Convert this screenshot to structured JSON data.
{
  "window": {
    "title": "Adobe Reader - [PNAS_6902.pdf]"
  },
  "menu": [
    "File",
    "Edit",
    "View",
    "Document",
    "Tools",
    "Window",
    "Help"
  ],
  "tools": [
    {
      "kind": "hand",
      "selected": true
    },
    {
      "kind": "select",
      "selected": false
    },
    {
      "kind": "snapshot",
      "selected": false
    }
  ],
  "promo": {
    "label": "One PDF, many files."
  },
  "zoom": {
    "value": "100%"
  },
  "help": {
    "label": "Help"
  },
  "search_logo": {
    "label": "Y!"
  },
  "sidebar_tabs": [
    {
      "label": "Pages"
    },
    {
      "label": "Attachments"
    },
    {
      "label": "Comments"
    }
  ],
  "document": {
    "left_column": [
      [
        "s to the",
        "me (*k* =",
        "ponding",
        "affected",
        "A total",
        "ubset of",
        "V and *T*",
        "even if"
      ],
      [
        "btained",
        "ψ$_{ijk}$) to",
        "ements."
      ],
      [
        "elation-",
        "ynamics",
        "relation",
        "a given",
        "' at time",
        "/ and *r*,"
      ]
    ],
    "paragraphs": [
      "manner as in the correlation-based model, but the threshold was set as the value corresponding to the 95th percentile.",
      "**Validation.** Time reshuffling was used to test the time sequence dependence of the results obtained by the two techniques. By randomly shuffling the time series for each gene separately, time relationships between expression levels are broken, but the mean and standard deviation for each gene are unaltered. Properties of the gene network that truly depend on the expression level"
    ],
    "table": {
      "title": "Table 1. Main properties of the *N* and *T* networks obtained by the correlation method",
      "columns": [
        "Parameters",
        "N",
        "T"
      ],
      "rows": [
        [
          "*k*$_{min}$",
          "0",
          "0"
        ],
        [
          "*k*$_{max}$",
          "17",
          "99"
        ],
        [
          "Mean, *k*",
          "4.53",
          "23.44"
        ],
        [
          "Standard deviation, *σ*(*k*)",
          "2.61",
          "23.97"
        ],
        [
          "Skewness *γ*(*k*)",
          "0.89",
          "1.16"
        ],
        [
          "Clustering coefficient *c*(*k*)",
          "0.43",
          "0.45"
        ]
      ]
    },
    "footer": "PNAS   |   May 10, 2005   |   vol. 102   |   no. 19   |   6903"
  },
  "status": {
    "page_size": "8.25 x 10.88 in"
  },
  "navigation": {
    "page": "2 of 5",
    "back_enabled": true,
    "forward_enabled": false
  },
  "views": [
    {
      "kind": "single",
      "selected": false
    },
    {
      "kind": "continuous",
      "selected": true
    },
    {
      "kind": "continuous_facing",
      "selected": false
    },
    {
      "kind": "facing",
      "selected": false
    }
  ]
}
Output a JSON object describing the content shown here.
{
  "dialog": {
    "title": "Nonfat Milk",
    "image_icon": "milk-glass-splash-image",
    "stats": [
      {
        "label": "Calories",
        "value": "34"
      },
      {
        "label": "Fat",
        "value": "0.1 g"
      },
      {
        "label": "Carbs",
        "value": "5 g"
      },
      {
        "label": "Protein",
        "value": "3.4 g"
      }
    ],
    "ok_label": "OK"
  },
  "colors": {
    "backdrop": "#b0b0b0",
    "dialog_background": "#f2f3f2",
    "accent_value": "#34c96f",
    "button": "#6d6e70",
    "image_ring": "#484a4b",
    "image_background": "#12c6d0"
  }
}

##############################

YOUR GOAL:
Output the material verbatim, including every line.

TASK SOLUTION:
Convert this screenshot to structured JSON data.
{
  "window": {
    "title": "Adobe Reader - [PNAS_6902.pdf]"
  },
  "menu": [
    "File",
    "Edit",
    "View",
    "Document",
    "Tools",
    "Window",
    "Help"
  ],
  "tools": [
    {
      "kind": "hand",
      "selected": true
    },
    {
      "kind": "select",
      "selected": false
    },
    {
      "kind": "snapshot",
      "selected": false
    }
  ],
  "promo": {
    "label": "One PDF, many files."
  },
  "zoom": {
    "value": "100%"
  },
  "help": {
    "label": "Help"
  },
  "search_logo": {
    "label": "Y!"
  },
  "sidebar_tabs": [
    {
      "label": "Pages"
    },
    {
      "label": "Attachments"
    },
    {
      "label": "Comments"
    }
  ],
  "document": {
    "left_column": [
      [
        "s to the",
        "me (*k* =",
        "ponding",
        "affected",
        "A total",
        "ubset of",
        "V and *T*",
        "even if"
      ],
      [
        "btained",
        "ψ$_{ijk}$) to",
        "ements."
      ],
      [
        "elation-",
        "ynamics",
        "relation",
        "a given",
        "' at time",
        "/ and *r*,"
      ]
    ],
    "paragraphs": [
      "manner as in the correlation-based model, but the threshold was set as the value corresponding to the 95th percentile.",
      "**Validation.** Time reshuffling was used to test the time sequence dependence of the results obtained by the two techniques. By randomly shuffling the time series for each gene separately, time relationships between expression levels are broken, but the mean and standard deviation for each gene are unaltered. Properties of the gene network that truly depend on the expression level"
    ],
    "table": {
      "title": "Table 1. Main properties of the *N* and *T* networks obtained by the correlation method",
      "columns": [
        "Parameters",
        "N",
        "T"
      ],
      "rows": [
        [
          "*k*$_{min}$",
          "0",
          "0"
        ],
        [
          "*k*$_{max}$",
          "17",
          "99"
        ],
        [
          "Mean, *k*",
          "4.53",
          "23.44"
        ],
        [
          "Standard deviation, *σ*(*k*)",
          "2.61",
          "23.97"
        ],
        [
          "Skewness *γ*(*k*)",
          "0.89",
          "1.16"
        ],
        [
          "Clustering coefficient *c*(*k*)",
          "0.43",
          "0.45"
        ]
      ]
    },
    "footer": "PNAS   |   May 10, 2005   |   vol. 102   |   no. 19   |   6903"
  },
  "status": {
    "page_size": "8.25 x 10.88 in"
  },
  "navigation": {
    "page": "2 of 5",
    "back_enabled": true,
    "forward_enabled": false
  },
  "views": [
    {
      "kind": "single",
      "selected": false
    },
    {
      "kind": "continuous",
      "selected": true
    },
    {
      "kind": "continuous_facing",
      "selected": false
    },
    {
      "kind": "facing",
      "selected": false
    }
  ]
}
Output a JSON object describing the content shown here.
{
  "dialog": {
    "title": "Nonfat Milk",
    "image_icon": "milk-glass-splash-image",
    "stats": [
      {
        "label": "Calories",
        "value": "34"
      },
      {
        "label": "Fat",
        "value": "0.1 g"
      },
      {
        "label": "Carbs",
        "value": "5 g"
      },
      {
        "label": "Protein",
        "value": "3.4 g"
      }
    ],
    "ok_label": "OK"
  },
  "colors": {
    "backdrop": "#b0b0b0",
    "dialog_background": "#f2f3f2",
    "accent_value": "#34c96f",
    "button": "#6d6e70",
    "image_ring": "#484a4b",
    "image_background": "#12c6d0"
  }
}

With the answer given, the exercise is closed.